• Aim:
Give every line of the data again, unchanged, but with no pictures.
****************
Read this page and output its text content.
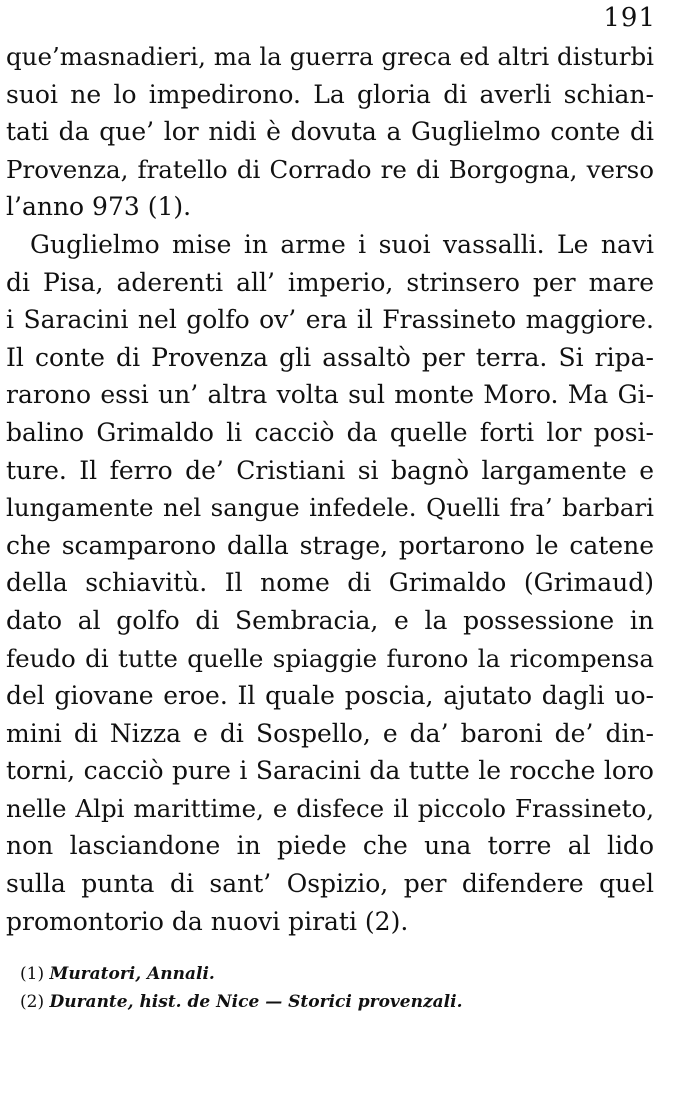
191
que’masnadieri, ma la guerra greca ed altri disturbi
suoi ne lo impedirono. La gloria di averli schian-
tati da que’ lor nidi è dovuta a Guglielmo conte di
Provenza, fratello di Corrado re di Borgogna, verso
l’anno 973 (1).
Guglielmo mise in arme i suoi vassalli. Le navi
di Pisa, aderenti all’ imperio, strinsero per mare
i Saracini nel golfo ov’ era il Frassineto maggiore.
Il conte di Provenza gli assaltò per terra. Si ripa-
rarono essi un’ altra volta sul monte Moro. Ma Gi-
balino Grimaldo li cacciò da quelle forti lor posi-
ture. Il ferro de’ Cristiani si bagnò largamente e
lungamente nel sangue infedele. Quelli fra’ barbari
che scamparono dalla strage, portarono le catene
della schiavitù. Il nome di Grimaldo (Grimaud)
dato al golfo di Sembracia, e la possessione in
feudo di tutte quelle spiaggie furono la ricompensa
del giovane eroe. Il quale poscia, ajutato dagli uo-
mini di Nizza e di Sospello, e da’ baroni de’ din-
torni, cacciò pure i Saracini da tutte le rocche loro
nelle Alpi marittime, e disfece il piccolo Frassineto,
non lasciandone in piede che una torre al lido
sulla punta di sant’ Ospizio, per difendere quel
promontorio da nuovi pirati (2).
(1) Muratori, Annali.
(2) Durante, hist. de Nice — Storici provenzali.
****************
• Final result:
Read this page and output its text content.
191
que’masnadieri, ma la guerra greca ed altri disturbi
suoi ne lo impedirono. La gloria di averli schian-
tati da que’ lor nidi è dovuta a Guglielmo conte di
Provenza, fratello di Corrado re di Borgogna, verso
l’anno 973 (1).
Guglielmo mise in arme i suoi vassalli. Le navi
di Pisa, aderenti all’ imperio, strinsero per mare
i Saracini nel golfo ov’ era il Frassineto maggiore.
Il conte di Provenza gli assaltò per terra. Si ripa-
rarono essi un’ altra volta sul monte Moro. Ma Gi-
balino Grimaldo li cacciò da quelle forti lor posi-
ture. Il ferro de’ Cristiani si bagnò largamente e
lungamente nel sangue infedele. Quelli fra’ barbari
che scamparono dalla strage, portarono le catene
della schiavitù. Il nome di Grimaldo (Grimaud)
dato al golfo di Sembracia, e la possessione in
feudo di tutte quelle spiaggie furono la ricompensa
del giovane eroe. Il quale poscia, ajutato dagli uo-
mini di Nizza e di Sospello, e da’ baroni de’ din-
torni, cacciò pure i Saracini da tutte le rocche loro
nelle Alpi marittime, e disfece il piccolo Frassineto,
non lasciandone in piede che una torre al lido
sulla punta di sant’ Ospizio, per difendere quel
promontorio da nuovi pirati (2).
(1) Muratori, Annali.
(2) Durante, hist. de Nice — Storici provenzali.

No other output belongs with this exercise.